* **YOUR OBJECTIVE**:
Quote the records below verbatim, from the line containing "ohlc-label: 收= — [462, 15, 485, 29]" up to and including the line containing "candle-body — [211, 370, 217, 380]".

* **STORED RECORDS**:
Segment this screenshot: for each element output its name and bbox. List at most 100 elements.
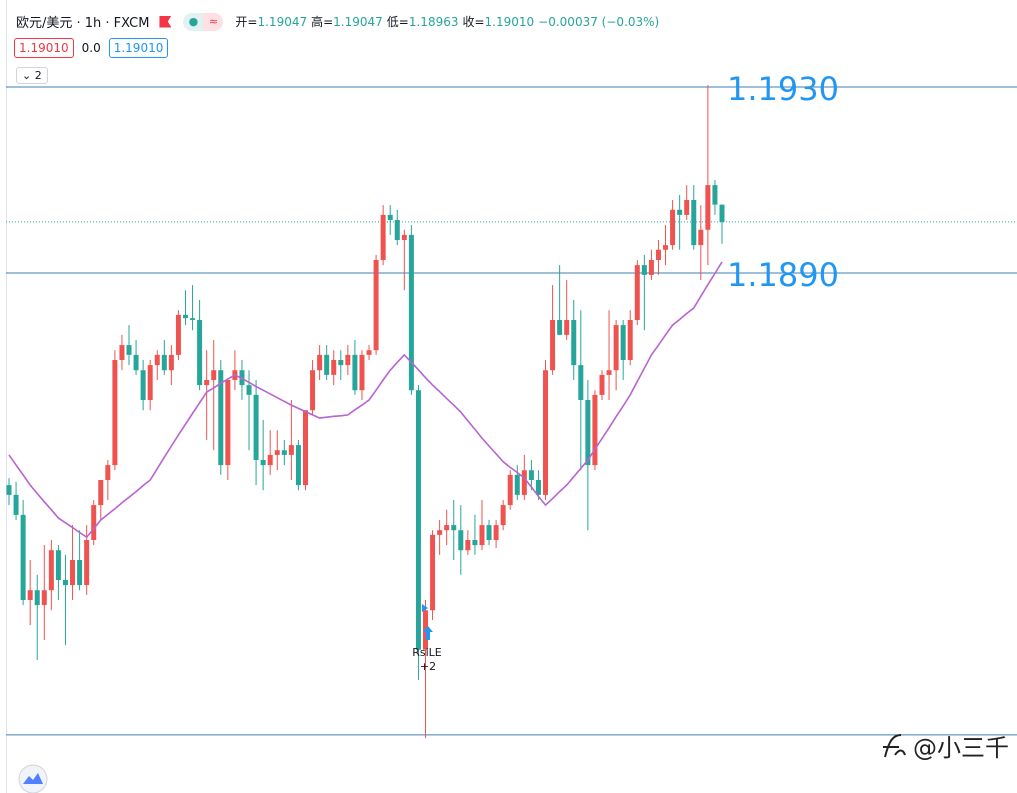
ohlc-label: 收= — [462, 15, 485, 29]
last-price-box: 1.19010 — [108, 38, 169, 58]
candle-body — [48, 550, 54, 591]
signal-qty: +2 — [420, 660, 436, 673]
ohlc-label: 高= — [311, 15, 334, 29]
ohlc-value: 1.19047 — [257, 15, 308, 29]
candle-body — [606, 370, 612, 375]
candle-body — [648, 259, 654, 275]
level-label: 1.1890 — [727, 256, 839, 294]
candle-body — [437, 530, 443, 535]
candle-body — [182, 314, 188, 319]
candle-body — [260, 459, 266, 466]
candle-body — [684, 199, 690, 215]
candle-body — [592, 394, 598, 466]
candle-body — [705, 185, 711, 230]
candle-body — [571, 319, 577, 366]
indicator-toggle[interactable]: ⌄ 2 — [16, 67, 48, 84]
candle-body — [84, 539, 90, 586]
candle-body — [112, 359, 118, 466]
ohlc-low: 低=1.18963 — [387, 13, 459, 30]
candle-body — [133, 354, 139, 371]
candle-body — [521, 470, 527, 495]
candle-body — [324, 354, 330, 375]
candle-body — [458, 530, 464, 551]
candle-body — [161, 354, 167, 371]
candle-body — [444, 525, 450, 531]
candle-body — [486, 525, 492, 540]
candle-body — [712, 185, 718, 205]
candle-body — [634, 265, 640, 320]
candle-body — [218, 370, 224, 466]
watermark-text: @小三千 — [913, 734, 1009, 762]
candle-body — [366, 350, 372, 355]
moving-average — [8, 261, 723, 539]
ohlc-value: 1.19010 — [484, 15, 535, 29]
signal-flag — [422, 604, 428, 612]
candle-body — [211, 370, 217, 380]
candle-body — [380, 214, 386, 260]
candle-body — [140, 370, 146, 400]
candle-body — [70, 559, 76, 586]
candle-body — [41, 590, 47, 606]
candle-body — [430, 534, 436, 611]
candle-body — [239, 370, 245, 386]
candle-body — [310, 370, 316, 411]
signal-label: RsiLE — [412, 646, 442, 659]
candle-body — [253, 394, 259, 460]
candle-body — [670, 209, 676, 246]
ohlc-label: 低= — [386, 15, 409, 29]
candle-body — [528, 470, 534, 480]
candle-body — [190, 318, 196, 320]
candle-body — [147, 365, 153, 400]
candle-body — [663, 245, 669, 250]
candle-body — [599, 374, 605, 395]
logo-circle — [18, 764, 48, 793]
candle-body — [465, 539, 471, 551]
candle-body — [288, 445, 294, 455]
candle-body — [359, 354, 365, 391]
candle-body — [204, 379, 210, 386]
ohlc-value: 1.19047 — [333, 15, 383, 29]
candle-body — [331, 359, 337, 375]
candle-body — [557, 319, 563, 335]
candle-body — [408, 234, 414, 391]
candle-body — [62, 579, 68, 586]
candle-body — [345, 354, 351, 366]
ohlc-open: 开=1.19047 — [235, 13, 307, 30]
flag-icon[interactable] — [159, 15, 172, 28]
candle-body — [295, 445, 301, 486]
candle-body — [698, 229, 704, 246]
ohlc-close: 收=1.19010 — [462, 13, 534, 30]
candle-body — [175, 314, 181, 355]
candle-body — [105, 465, 111, 480]
candle-body — [246, 385, 252, 395]
candle-body — [613, 325, 619, 371]
candle-body — [514, 474, 520, 495]
indicator-count: 2 — [34, 69, 42, 82]
candle-body — [691, 199, 697, 246]
candle-body — [394, 219, 400, 240]
signal-arrow — [423, 626, 433, 640]
candle-body — [500, 505, 506, 526]
candle-body — [507, 474, 513, 506]
indicator-values: 1.19010 0.0 1.19010 — [14, 38, 169, 58]
candle-body — [352, 354, 358, 391]
candle-body — [338, 359, 344, 366]
candle-body — [535, 479, 541, 495]
status-pill[interactable]: ● ≈ — [183, 12, 224, 31]
candle-body — [98, 479, 104, 506]
candle-body — [451, 525, 457, 531]
candle-body — [197, 319, 203, 386]
indicator-value: 1.19010 — [14, 38, 74, 58]
candle-body — [543, 370, 549, 495]
candle-body — [27, 590, 33, 600]
level-label: 1.1930 — [727, 70, 839, 108]
watermark-logo — [883, 733, 906, 757]
candle-body — [302, 410, 308, 486]
candle-body — [627, 319, 633, 360]
candle-body — [274, 450, 280, 455]
candle-body — [6, 485, 12, 495]
logo-mark — [23, 773, 43, 784]
candle-body — [641, 265, 647, 275]
ohlc-high: 高=1.19047 — [311, 13, 383, 30]
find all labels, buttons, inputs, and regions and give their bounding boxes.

* **EXERCISE RESPONSE**:
ohlc-label: 收= — [462, 15, 485, 29]
last-price-box: 1.19010 — [108, 38, 169, 58]
candle-body — [48, 550, 54, 591]
signal-qty: +2 — [420, 660, 436, 673]
ohlc-label: 高= — [311, 15, 334, 29]
ohlc-value: 1.19047 — [257, 15, 308, 29]
candle-body — [606, 370, 612, 375]
candle-body — [648, 259, 654, 275]
level-label: 1.1890 — [727, 256, 839, 294]
candle-body — [437, 530, 443, 535]
candle-body — [182, 314, 188, 319]
candle-body — [260, 459, 266, 466]
candle-body — [684, 199, 690, 215]
candle-body — [592, 394, 598, 466]
candle-body — [705, 185, 711, 230]
candle-body — [571, 319, 577, 366]
indicator-toggle[interactable]: ⌄ 2 — [16, 67, 48, 84]
candle-body — [84, 539, 90, 586]
candle-body — [112, 359, 118, 466]
ohlc-low: 低=1.18963 — [387, 13, 459, 30]
candle-body — [133, 354, 139, 371]
candle-body — [521, 470, 527, 495]
candle-body — [324, 354, 330, 375]
candle-body — [458, 530, 464, 551]
candle-body — [161, 354, 167, 371]
candle-body — [444, 525, 450, 531]
candle-body — [486, 525, 492, 540]
candle-body — [712, 185, 718, 205]
candle-body — [634, 265, 640, 320]
candle-body — [218, 370, 224, 466]
watermark-text: @小三千 — [913, 734, 1009, 762]
candle-body — [366, 350, 372, 355]
moving-average — [8, 261, 723, 539]
ohlc-value: 1.19010 — [484, 15, 535, 29]
signal-flag — [422, 604, 428, 612]
candle-body — [211, 370, 217, 380]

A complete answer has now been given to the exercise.